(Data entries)
§ §
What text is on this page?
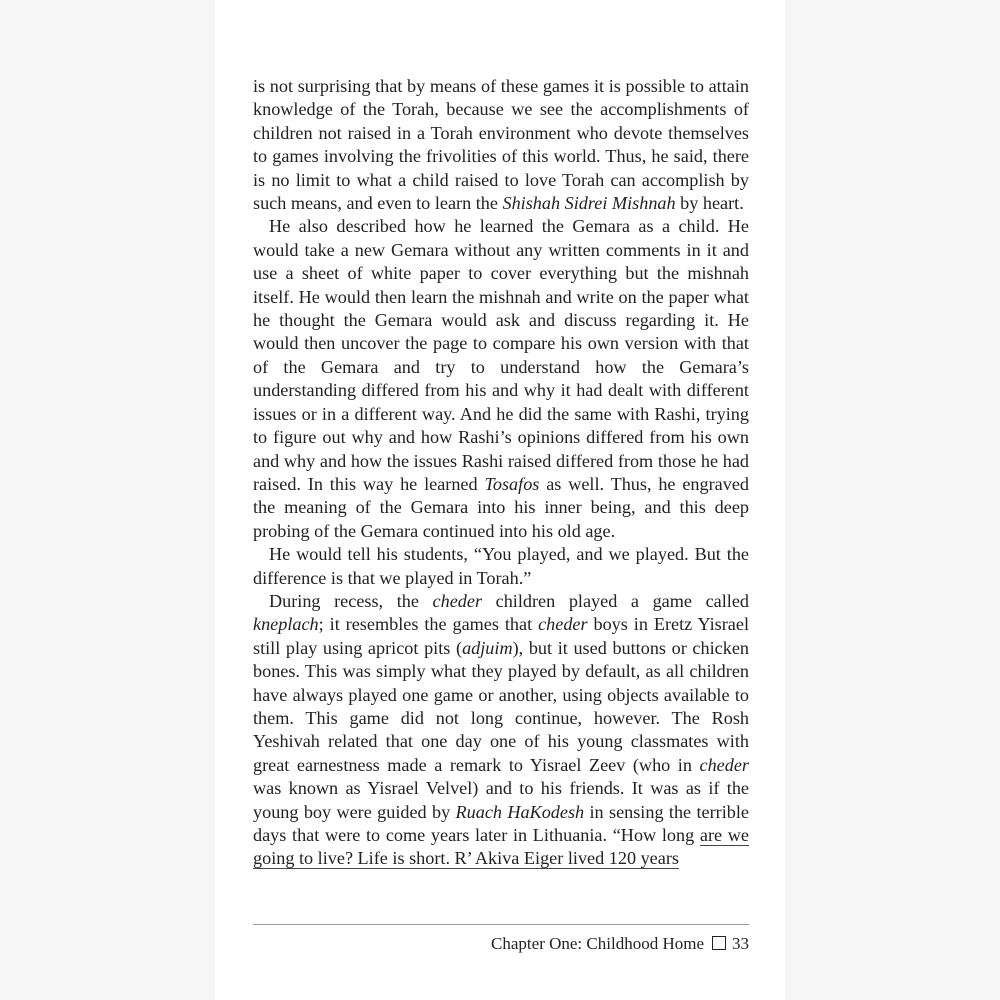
is not surprising that by means of these games it is possible to attain knowledge of the Torah, because we see the accomplishments of children not raised in a Torah environment who devote themselves to games involving the frivolities of this world. Thus, he said, there is no limit to what a child raised to love Torah can accomplish by such means, and even to learn the Shishah Sidrei Mishnah by heart.

He also described how he learned the Gemara as a child. He would take a new Gemara without any written comments in it and use a sheet of white paper to cover everything but the mishnah itself. He would then learn the mishnah and write on the paper what he thought the Gemara would ask and discuss regarding it. He would then uncover the page to compare his own version with that of the Gemara and try to understand how the Gemara’s understanding differed from his and why it had dealt with different issues or in a different way. And he did the same with Rashi, trying to figure out why and how Rashi’s opinions differed from his own and why and how the issues Rashi raised differed from those he had raised. In this way he learned Tosafos as well. Thus, he engraved the meaning of the Gemara into his inner being, and this deep probing of the Gemara continued into his old age.

He would tell his students, “You played, and we played. But the difference is that we played in Torah.”

During recess, the cheder children played a game called kneplach; it resembles the games that cheder boys in Eretz Yisrael still play using apricot pits (adjuim), but it used buttons or chicken bones. This was simply what they played by default, as all children have always played one game or another, using objects available to them. This game did not long continue, however. The Rosh Yeshivah related that one day one of his young classmates with great earnestness made a remark to Yisrael Zeev (who in cheder was known as Yisrael Velvel) and to his friends. It was as if the young boy were guided by Ruach HaKodesh in sensing the terrible days that were to come years later in Lithuania. “How long are we going to live? Life is short. R’ Akiva Eiger lived 120 years

Chapter One: Childhood Home 33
§ §
TASK REQUIREMENTS: Pull out every line holding "Thus" from the records above, and copy it.

COMPLETED TASK:
is not surprising that by means of these games it is possible to attain knowledge of the Torah, because we see the accomplishments of children not raised in a Torah environment who devote themselves to games involving the frivolities of this world. Thus, he said, there is no limit to what a child raised to love Torah can accomplish by such means, and even to learn the Shishah Sidrei Mishnah by heart.
He also described how he learned the Gemara as a child. He would take a new Gemara without any written comments in it and use a sheet of white paper to cover everything but the mishnah itself. He would then learn the mishnah and write on the paper what he thought the Gemara would ask and discuss regarding it. He would then uncover the page to compare his own version with that of the Gemara and try to understand how the Gemara’s understanding differed from his and why it had dealt with different issues or in a different way. And he did the same with Rashi, trying to figure out why and how Rashi’s opinions differed from his own and why and how the issues Rashi raised differed from those he had raised. In this way he learned Tosafos as well. Thus, he engraved the meaning of the Gemara into his inner being, and this deep probing of the Gemara continued into his old age.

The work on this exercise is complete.